Brief |
Write the records out again, keeping each line exactly as it is.

### Material to process

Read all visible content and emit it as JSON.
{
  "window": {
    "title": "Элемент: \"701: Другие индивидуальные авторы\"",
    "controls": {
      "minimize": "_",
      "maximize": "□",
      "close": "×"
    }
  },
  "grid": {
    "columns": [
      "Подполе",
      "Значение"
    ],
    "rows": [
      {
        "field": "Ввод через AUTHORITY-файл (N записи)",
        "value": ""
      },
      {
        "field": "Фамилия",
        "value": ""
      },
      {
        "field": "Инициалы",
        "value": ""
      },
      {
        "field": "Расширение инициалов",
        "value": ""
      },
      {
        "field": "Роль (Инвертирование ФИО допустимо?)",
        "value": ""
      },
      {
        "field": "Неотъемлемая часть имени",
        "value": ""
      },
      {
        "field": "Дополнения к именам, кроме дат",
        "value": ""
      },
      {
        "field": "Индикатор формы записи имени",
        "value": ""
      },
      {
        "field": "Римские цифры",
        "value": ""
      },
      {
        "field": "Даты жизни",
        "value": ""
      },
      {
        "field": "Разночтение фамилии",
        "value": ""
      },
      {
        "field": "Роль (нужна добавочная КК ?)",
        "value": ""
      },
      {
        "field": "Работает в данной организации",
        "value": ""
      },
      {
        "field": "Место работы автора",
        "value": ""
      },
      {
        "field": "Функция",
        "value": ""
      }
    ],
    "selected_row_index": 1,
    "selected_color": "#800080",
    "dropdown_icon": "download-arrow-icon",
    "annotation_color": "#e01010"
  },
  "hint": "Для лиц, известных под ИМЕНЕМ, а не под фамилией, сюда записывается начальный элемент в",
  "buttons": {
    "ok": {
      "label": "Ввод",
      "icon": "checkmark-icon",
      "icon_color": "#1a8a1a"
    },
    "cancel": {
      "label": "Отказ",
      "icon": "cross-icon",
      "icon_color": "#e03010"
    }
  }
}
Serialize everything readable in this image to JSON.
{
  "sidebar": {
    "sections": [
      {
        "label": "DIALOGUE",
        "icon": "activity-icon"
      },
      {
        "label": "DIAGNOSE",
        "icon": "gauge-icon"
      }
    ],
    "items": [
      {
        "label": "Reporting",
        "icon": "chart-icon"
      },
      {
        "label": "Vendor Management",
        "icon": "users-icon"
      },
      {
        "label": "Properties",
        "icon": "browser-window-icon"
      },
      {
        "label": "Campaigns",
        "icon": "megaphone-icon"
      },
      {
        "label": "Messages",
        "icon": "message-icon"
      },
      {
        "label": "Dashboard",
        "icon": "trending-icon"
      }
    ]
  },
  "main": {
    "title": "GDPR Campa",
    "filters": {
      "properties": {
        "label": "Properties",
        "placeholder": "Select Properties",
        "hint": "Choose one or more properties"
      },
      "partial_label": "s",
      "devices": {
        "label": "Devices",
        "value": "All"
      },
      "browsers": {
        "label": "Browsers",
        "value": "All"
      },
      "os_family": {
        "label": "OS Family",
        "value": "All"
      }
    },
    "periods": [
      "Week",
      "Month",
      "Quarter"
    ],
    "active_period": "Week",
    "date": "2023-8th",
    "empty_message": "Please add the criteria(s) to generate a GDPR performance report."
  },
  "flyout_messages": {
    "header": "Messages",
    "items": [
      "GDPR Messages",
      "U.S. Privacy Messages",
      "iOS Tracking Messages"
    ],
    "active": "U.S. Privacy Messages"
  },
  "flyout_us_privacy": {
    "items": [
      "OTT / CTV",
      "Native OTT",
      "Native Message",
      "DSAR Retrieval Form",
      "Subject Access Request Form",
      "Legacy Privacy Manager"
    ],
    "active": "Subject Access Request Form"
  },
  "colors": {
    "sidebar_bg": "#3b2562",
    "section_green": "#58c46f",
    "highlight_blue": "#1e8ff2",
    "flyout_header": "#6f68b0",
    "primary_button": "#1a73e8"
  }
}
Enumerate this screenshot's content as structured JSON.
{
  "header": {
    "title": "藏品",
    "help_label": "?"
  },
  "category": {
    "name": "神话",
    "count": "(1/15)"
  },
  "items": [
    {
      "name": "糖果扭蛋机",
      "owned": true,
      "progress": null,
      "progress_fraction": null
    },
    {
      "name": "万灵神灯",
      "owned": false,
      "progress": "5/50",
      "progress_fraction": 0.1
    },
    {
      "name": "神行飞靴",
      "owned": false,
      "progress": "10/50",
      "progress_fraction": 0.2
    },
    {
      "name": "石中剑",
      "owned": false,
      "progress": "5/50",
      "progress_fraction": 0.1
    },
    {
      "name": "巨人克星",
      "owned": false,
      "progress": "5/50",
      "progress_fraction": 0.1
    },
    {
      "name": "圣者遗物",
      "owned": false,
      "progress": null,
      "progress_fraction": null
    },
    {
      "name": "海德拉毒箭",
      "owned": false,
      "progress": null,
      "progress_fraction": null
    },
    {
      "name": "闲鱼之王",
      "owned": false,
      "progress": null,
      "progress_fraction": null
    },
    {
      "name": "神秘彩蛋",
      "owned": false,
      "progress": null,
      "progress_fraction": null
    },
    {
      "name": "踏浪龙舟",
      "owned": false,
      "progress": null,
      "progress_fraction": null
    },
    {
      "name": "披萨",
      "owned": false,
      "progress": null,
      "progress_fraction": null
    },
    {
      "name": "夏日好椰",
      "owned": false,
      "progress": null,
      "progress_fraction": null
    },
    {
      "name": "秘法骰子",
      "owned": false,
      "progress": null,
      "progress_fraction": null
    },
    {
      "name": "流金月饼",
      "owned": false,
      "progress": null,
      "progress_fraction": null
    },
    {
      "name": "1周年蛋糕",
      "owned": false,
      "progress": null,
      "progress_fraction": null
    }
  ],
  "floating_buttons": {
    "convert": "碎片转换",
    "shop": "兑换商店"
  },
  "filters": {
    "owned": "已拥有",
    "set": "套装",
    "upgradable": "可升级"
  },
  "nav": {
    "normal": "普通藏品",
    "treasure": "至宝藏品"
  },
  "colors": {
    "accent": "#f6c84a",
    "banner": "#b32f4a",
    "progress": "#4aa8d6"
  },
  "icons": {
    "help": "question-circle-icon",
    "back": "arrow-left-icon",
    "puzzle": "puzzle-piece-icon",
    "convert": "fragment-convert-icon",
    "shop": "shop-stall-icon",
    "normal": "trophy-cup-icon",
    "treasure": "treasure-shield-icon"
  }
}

######

Problem solution |
Read all visible content and emit it as JSON.
{
  "window": {
    "title": "Элемент: \"701: Другие индивидуальные авторы\"",
    "controls": {
      "minimize": "_",
      "maximize": "□",
      "close": "×"
    }
  },
  "grid": {
    "columns": [
      "Подполе",
      "Значение"
    ],
    "rows": [
      {
        "field": "Ввод через AUTHORITY-файл (N записи)",
        "value": ""
      },
      {
        "field": "Фамилия",
        "value": ""
      },
      {
        "field": "Инициалы",
        "value": ""
      },
      {
        "field": "Расширение инициалов",
        "value": ""
      },
      {
        "field": "Роль (Инвертирование ФИО допустимо?)",
        "value": ""
      },
      {
        "field": "Неотъемлемая часть имени",
        "value": ""
      },
      {
        "field": "Дополнения к именам, кроме дат",
        "value": ""
      },
      {
        "field": "Индикатор формы записи имени",
        "value": ""
      },
      {
        "field": "Римские цифры",
        "value": ""
      },
      {
        "field": "Даты жизни",
        "value": ""
      },
      {
        "field": "Разночтение фамилии",
        "value": ""
      },
      {
        "field": "Роль (нужна добавочная КК ?)",
        "value": ""
      },
      {
        "field": "Работает в данной организации",
        "value": ""
      },
      {
        "field": "Место работы автора",
        "value": ""
      },
      {
        "field": "Функция",
        "value": ""
      }
    ],
    "selected_row_index": 1,
    "selected_color": "#800080",
    "dropdown_icon": "download-arrow-icon",
    "annotation_color": "#e01010"
  },
  "hint": "Для лиц, известных под ИМЕНЕМ, а не под фамилией, сюда записывается начальный элемент в",
  "buttons": {
    "ok": {
      "label": "Ввод",
      "icon": "checkmark-icon",
      "icon_color": "#1a8a1a"
    },
    "cancel": {
      "label": "Отказ",
      "icon": "cross-icon",
      "icon_color": "#e03010"
    }
  }
}
Serialize everything readable in this image to JSON.
{
  "sidebar": {
    "sections": [
      {
        "label": "DIALOGUE",
        "icon": "activity-icon"
      },
      {
        "label": "DIAGNOSE",
        "icon": "gauge-icon"
      }
    ],
    "items": [
      {
        "label": "Reporting",
        "icon": "chart-icon"
      },
      {
        "label": "Vendor Management",
        "icon": "users-icon"
      },
      {
        "label": "Properties",
        "icon": "browser-window-icon"
      },
      {
        "label": "Campaigns",
        "icon": "megaphone-icon"
      },
      {
        "label": "Messages",
        "icon": "message-icon"
      },
      {
        "label": "Dashboard",
        "icon": "trending-icon"
      }
    ]
  },
  "main": {
    "title": "GDPR Campa",
    "filters": {
      "properties": {
        "label": "Properties",
        "placeholder": "Select Properties",
        "hint": "Choose one or more properties"
      },
      "partial_label": "s",
      "devices": {
        "label": "Devices",
        "value": "All"
      },
      "browsers": {
        "label": "Browsers",
        "value": "All"
      },
      "os_family": {
        "label": "OS Family",
        "value": "All"
      }
    },
    "periods": [
      "Week",
      "Month",
      "Quarter"
    ],
    "active_period": "Week",
    "date": "2023-8th",
    "empty_message": "Please add the criteria(s) to generate a GDPR performance report."
  },
  "flyout_messages": {
    "header": "Messages",
    "items": [
      "GDPR Messages",
      "U.S. Privacy Messages",
      "iOS Tracking Messages"
    ],
    "active": "U.S. Privacy Messages"
  },
  "flyout_us_privacy": {
    "items": [
      "OTT / CTV",
      "Native OTT",
      "Native Message",
      "DSAR Retrieval Form",
      "Subject Access Request Form",
      "Legacy Privacy Manager"
    ],
    "active": "Subject Access Request Form"
  },
  "colors": {
    "sidebar_bg": "#3b2562",
    "section_green": "#58c46f",
    "highlight_blue": "#1e8ff2",
    "flyout_header": "#6f68b0",
    "primary_button": "#1a73e8"
  }
}
Enumerate this screenshot's content as structured JSON.
{
  "header": {
    "title": "藏品",
    "help_label": "?"
  },
  "category": {
    "name": "神话",
    "count": "(1/15)"
  },
  "items": [
    {
      "name": "糖果扭蛋机",
      "owned": true,
      "progress": null,
      "progress_fraction": null
    },
    {
      "name": "万灵神灯",
      "owned": false,
      "progress": "5/50",
      "progress_fraction": 0.1
    },
    {
      "name": "神行飞靴",
      "owned": false,
      "progress": "10/50",
      "progress_fraction": 0.2
    },
    {
      "name": "石中剑",
      "owned": false,
      "progress": "5/50",
      "progress_fraction": 0.1
    },
    {
      "name": "巨人克星",
      "owned": false,
      "progress": "5/50",
      "progress_fraction": 0.1
    },
    {
      "name": "圣者遗物",
      "owned": false,
      "progress": null,
      "progress_fraction": null
    },
    {
      "name": "海德拉毒箭",
      "owned": false,
      "progress": null,
      "progress_fraction": null
    },
    {
      "name": "闲鱼之王",
      "owned": false,
      "progress": null,
      "progress_fraction": null
    },
    {
      "name": "神秘彩蛋",
      "owned": false,
      "progress": null,
      "progress_fraction": null
    },
    {
      "name": "踏浪龙舟",
      "owned": false,
      "progress": null,
      "progress_fraction": null
    },
    {
      "name": "披萨",
      "owned": false,
      "progress": null,
      "progress_fraction": null
    },
    {
      "name": "夏日好椰",
      "owned": false,
      "progress": null,
      "progress_fraction": null
    },
    {
      "name": "秘法骰子",
      "owned": false,
      "progress": null,
      "progress_fraction": null
    },
    {
      "name": "流金月饼",
      "owned": false,
      "progress": null,
      "progress_fraction": null
    },
    {
      "name": "1周年蛋糕",
      "owned": false,
      "progress": null,
      "progress_fraction": null
    }
  ],
  "floating_buttons": {
    "convert": "碎片转换",
    "shop": "兑换商店"
  },
  "filters": {
    "owned": "已拥有",
    "set": "套装",
    "upgradable": "可升级"
  },
  "nav": {
    "normal": "普通藏品",
    "treasure": "至宝藏品"
  },
  "colors": {
    "accent": "#f6c84a",
    "banner": "#b32f4a",
    "progress": "#4aa8d6"
  },
  "icons": {
    "help": "question-circle-icon",
    "back": "arrow-left-icon",
    "puzzle": "puzzle-piece-icon",
    "convert": "fragment-convert-icon",
    "shop": "shop-stall-icon",
    "normal": "trophy-cup-icon",
    "treasure": "treasure-shield-icon"
  }
}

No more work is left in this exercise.